EXERCISE DATA =>

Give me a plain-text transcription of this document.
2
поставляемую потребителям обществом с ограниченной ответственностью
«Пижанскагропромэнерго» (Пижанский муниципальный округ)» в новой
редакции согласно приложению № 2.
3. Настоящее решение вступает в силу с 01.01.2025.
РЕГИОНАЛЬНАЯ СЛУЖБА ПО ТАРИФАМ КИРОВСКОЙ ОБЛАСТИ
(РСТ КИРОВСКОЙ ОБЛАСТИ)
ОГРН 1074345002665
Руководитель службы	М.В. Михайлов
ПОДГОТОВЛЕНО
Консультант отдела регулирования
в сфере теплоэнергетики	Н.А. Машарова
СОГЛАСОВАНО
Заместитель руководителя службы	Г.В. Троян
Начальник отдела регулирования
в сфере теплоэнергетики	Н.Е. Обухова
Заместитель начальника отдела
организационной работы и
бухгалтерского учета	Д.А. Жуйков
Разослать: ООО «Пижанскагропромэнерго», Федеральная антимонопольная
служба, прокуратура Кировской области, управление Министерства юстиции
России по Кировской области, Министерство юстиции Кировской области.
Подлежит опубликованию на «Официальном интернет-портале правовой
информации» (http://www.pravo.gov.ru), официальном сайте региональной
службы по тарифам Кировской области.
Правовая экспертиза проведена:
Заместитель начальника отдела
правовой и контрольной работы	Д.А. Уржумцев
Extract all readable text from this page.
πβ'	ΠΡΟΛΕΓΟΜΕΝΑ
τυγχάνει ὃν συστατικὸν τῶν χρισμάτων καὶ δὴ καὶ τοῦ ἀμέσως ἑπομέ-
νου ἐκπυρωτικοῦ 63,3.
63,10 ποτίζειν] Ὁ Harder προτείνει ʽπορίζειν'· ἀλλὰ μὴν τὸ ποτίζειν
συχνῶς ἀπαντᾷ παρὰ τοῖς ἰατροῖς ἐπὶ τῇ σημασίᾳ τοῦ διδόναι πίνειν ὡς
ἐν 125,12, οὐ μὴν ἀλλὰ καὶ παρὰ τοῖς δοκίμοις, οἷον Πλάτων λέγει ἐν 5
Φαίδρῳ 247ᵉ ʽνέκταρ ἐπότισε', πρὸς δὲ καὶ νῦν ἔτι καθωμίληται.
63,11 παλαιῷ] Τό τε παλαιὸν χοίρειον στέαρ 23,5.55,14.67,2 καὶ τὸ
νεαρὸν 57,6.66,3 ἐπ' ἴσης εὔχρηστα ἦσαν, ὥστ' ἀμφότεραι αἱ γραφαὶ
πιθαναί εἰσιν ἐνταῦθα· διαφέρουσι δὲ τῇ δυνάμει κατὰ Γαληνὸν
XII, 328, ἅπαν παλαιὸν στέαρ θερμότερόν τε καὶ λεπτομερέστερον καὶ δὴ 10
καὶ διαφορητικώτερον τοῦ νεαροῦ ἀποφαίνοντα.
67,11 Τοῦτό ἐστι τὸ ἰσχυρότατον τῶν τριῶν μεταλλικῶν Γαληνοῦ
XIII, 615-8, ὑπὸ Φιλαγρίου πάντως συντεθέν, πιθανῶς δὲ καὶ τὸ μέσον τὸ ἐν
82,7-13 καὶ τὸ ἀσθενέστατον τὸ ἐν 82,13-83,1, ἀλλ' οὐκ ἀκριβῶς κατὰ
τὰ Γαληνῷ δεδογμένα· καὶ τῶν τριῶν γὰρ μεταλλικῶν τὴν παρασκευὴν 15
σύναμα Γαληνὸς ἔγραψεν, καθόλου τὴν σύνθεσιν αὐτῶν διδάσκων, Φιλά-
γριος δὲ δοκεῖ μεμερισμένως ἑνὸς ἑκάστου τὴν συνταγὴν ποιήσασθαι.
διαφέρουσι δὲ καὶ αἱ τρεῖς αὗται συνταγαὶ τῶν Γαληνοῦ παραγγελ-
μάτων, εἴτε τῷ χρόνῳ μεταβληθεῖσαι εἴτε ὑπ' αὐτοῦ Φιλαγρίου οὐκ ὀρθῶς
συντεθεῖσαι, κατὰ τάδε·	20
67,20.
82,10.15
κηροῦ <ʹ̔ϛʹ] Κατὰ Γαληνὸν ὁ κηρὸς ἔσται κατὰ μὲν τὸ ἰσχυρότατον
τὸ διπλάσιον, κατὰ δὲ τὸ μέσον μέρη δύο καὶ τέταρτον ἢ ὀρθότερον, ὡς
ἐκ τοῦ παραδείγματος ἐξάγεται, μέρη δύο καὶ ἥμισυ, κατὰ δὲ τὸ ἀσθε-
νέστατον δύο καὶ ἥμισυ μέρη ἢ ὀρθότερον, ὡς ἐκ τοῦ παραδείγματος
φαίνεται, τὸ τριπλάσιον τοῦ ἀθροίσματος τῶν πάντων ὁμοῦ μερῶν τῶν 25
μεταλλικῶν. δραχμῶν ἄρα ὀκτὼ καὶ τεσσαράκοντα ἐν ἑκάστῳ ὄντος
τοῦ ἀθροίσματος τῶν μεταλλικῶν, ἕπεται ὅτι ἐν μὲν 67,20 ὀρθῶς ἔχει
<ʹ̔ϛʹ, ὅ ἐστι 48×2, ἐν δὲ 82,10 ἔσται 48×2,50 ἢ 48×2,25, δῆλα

REQUIRED WORK =>
Output every record above exactly as it appears.

TASK OUTPUT =>
Give me a plain-text transcription of this document.
2
поставляемую потребителям обществом с ограниченной ответственностью
«Пижанскагропромэнерго» (Пижанский муниципальный округ)» в новой
редакции согласно приложению № 2.
3. Настоящее решение вступает в силу с 01.01.2025.
РЕГИОНАЛЬНАЯ СЛУЖБА ПО ТАРИФАМ КИРОВСКОЙ ОБЛАСТИ
(РСТ КИРОВСКОЙ ОБЛАСТИ)
ОГРН 1074345002665
Руководитель службы	М.В. Михайлов
ПОДГОТОВЛЕНО
Консультант отдела регулирования
в сфере теплоэнергетики	Н.А. Машарова
СОГЛАСОВАНО
Заместитель руководителя службы	Г.В. Троян
Начальник отдела регулирования
в сфере теплоэнергетики	Н.Е. Обухова
Заместитель начальника отдела
организационной работы и
бухгалтерского учета	Д.А. Жуйков
Разослать: ООО «Пижанскагропромэнерго», Федеральная антимонопольная
служба, прокуратура Кировской области, управление Министерства юстиции
России по Кировской области, Министерство юстиции Кировской области.
Подлежит опубликованию на «Официальном интернет-портале правовой
информации» (http://www.pravo.gov.ru), официальном сайте региональной
службы по тарифам Кировской области.
Правовая экспертиза проведена:
Заместитель начальника отдела
правовой и контрольной работы	Д.А. Уржумцев
Extract all readable text from this page.
πβ'	ΠΡΟΛΕΓΟΜΕΝΑ
τυγχάνει ὃν συστατικὸν τῶν χρισμάτων καὶ δὴ καὶ τοῦ ἀμέσως ἑπομέ-
νου ἐκπυρωτικοῦ 63,3.
63,10 ποτίζειν] Ὁ Harder προτείνει ʽπορίζειν'· ἀλλὰ μὴν τὸ ποτίζειν
συχνῶς ἀπαντᾷ παρὰ τοῖς ἰατροῖς ἐπὶ τῇ σημασίᾳ τοῦ διδόναι πίνειν ὡς
ἐν 125,12, οὐ μὴν ἀλλὰ καὶ παρὰ τοῖς δοκίμοις, οἷον Πλάτων λέγει ἐν 5
Φαίδρῳ 247ᵉ ʽνέκταρ ἐπότισε', πρὸς δὲ καὶ νῦν ἔτι καθωμίληται.
63,11 παλαιῷ] Τό τε παλαιὸν χοίρειον στέαρ 23,5.55,14.67,2 καὶ τὸ
νεαρὸν 57,6.66,3 ἐπ' ἴσης εὔχρηστα ἦσαν, ὥστ' ἀμφότεραι αἱ γραφαὶ
πιθαναί εἰσιν ἐνταῦθα· διαφέρουσι δὲ τῇ δυνάμει κατὰ Γαληνὸν
XII, 328, ἅπαν παλαιὸν στέαρ θερμότερόν τε καὶ λεπτομερέστερον καὶ δὴ 10
καὶ διαφορητικώτερον τοῦ νεαροῦ ἀποφαίνοντα.
67,11 Τοῦτό ἐστι τὸ ἰσχυρότατον τῶν τριῶν μεταλλικῶν Γαληνοῦ
XIII, 615-8, ὑπὸ Φιλαγρίου πάντως συντεθέν, πιθανῶς δὲ καὶ τὸ μέσον τὸ ἐν
82,7-13 καὶ τὸ ἀσθενέστατον τὸ ἐν 82,13-83,1, ἀλλ' οὐκ ἀκριβῶς κατὰ
τὰ Γαληνῷ δεδογμένα· καὶ τῶν τριῶν γὰρ μεταλλικῶν τὴν παρασκευὴν 15
σύναμα Γαληνὸς ἔγραψεν, καθόλου τὴν σύνθεσιν αὐτῶν διδάσκων, Φιλά-
γριος δὲ δοκεῖ μεμερισμένως ἑνὸς ἑκάστου τὴν συνταγὴν ποιήσασθαι.
διαφέρουσι δὲ καὶ αἱ τρεῖς αὗται συνταγαὶ τῶν Γαληνοῦ παραγγελ-
μάτων, εἴτε τῷ χρόνῳ μεταβληθεῖσαι εἴτε ὑπ' αὐτοῦ Φιλαγρίου οὐκ ὀρθῶς
συντεθεῖσαι, κατὰ τάδε·	20
67,20.
82,10.15
κηροῦ <ʹ̔ϛʹ] Κατὰ Γαληνὸν ὁ κηρὸς ἔσται κατὰ μὲν τὸ ἰσχυρότατον
τὸ διπλάσιον, κατὰ δὲ τὸ μέσον μέρη δύο καὶ τέταρτον ἢ ὀρθότερον, ὡς
ἐκ τοῦ παραδείγματος ἐξάγεται, μέρη δύο καὶ ἥμισυ, κατὰ δὲ τὸ ἀσθε-
νέστατον δύο καὶ ἥμισυ μέρη ἢ ὀρθότερον, ὡς ἐκ τοῦ παραδείγματος
φαίνεται, τὸ τριπλάσιον τοῦ ἀθροίσματος τῶν πάντων ὁμοῦ μερῶν τῶν 25
μεταλλικῶν. δραχμῶν ἄρα ὀκτὼ καὶ τεσσαράκοντα ἐν ἑκάστῳ ὄντος
τοῦ ἀθροίσματος τῶν μεταλλικῶν, ἕπεται ὅτι ἐν μὲν 67,20 ὀρθῶς ἔχει
<ʹ̔ϛʹ, ὅ ἐστι 48×2, ἐν δὲ 82,10 ἔσται 48×2,50 ἢ 48×2,25, δῆλα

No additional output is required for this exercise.